++++ Data for this task ++++

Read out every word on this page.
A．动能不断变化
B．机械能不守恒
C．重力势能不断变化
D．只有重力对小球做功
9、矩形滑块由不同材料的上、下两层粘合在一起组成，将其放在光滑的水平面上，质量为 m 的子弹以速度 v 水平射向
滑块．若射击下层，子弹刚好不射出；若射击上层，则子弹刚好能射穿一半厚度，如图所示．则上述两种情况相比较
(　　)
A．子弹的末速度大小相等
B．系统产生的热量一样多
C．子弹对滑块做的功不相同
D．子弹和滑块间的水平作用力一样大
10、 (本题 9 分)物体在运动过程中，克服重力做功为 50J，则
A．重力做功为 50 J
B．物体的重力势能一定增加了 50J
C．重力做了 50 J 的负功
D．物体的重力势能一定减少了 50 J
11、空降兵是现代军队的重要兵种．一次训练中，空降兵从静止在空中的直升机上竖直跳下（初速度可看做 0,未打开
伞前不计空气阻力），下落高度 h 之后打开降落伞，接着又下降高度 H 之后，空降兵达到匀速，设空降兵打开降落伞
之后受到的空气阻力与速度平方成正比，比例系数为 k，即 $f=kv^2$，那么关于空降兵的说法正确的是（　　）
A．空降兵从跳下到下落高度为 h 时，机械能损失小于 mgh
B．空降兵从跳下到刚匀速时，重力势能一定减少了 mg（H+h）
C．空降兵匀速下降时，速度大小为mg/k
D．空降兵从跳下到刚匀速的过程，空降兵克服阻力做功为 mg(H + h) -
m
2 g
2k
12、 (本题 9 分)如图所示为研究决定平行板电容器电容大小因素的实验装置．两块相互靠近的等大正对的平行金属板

++++

## Given instruction
Every line of the data above should be copied exactly.

## Task answer
Read out every word on this page.
A．动能不断变化
B．机械能不守恒
C．重力势能不断变化
D．只有重力对小球做功
9、矩形滑块由不同材料的上、下两层粘合在一起组成，将其放在光滑的水平面上，质量为 m 的子弹以速度 v 水平射向
滑块．若射击下层，子弹刚好不射出；若射击上层，则子弹刚好能射穿一半厚度，如图所示．则上述两种情况相比较
(　　)
A．子弹的末速度大小相等
B．系统产生的热量一样多
C．子弹对滑块做的功不相同
D．子弹和滑块间的水平作用力一样大
10、 (本题 9 分)物体在运动过程中，克服重力做功为 50J，则
A．重力做功为 50 J
B．物体的重力势能一定增加了 50J
C．重力做了 50 J 的负功
D．物体的重力势能一定减少了 50 J
11、空降兵是现代军队的重要兵种．一次训练中，空降兵从静止在空中的直升机上竖直跳下（初速度可看做 0,未打开
伞前不计空气阻力），下落高度 h 之后打开降落伞，接着又下降高度 H 之后，空降兵达到匀速，设空降兵打开降落伞
之后受到的空气阻力与速度平方成正比，比例系数为 k，即 $f=kv^2$，那么关于空降兵的说法正确的是（　　）
A．空降兵从跳下到下落高度为 h 时，机械能损失小于 mgh
B．空降兵从跳下到刚匀速时，重力势能一定减少了 mg（H+h）
C．空降兵匀速下降时，速度大小为mg/k
D．空降兵从跳下到刚匀速的过程，空降兵克服阻力做功为 mg(H + h) -
m
2 g
2k
12、 (本题 9 分)如图所示为研究决定平行板电容器电容大小因素的实验装置．两块相互靠近的等大正对的平行金属板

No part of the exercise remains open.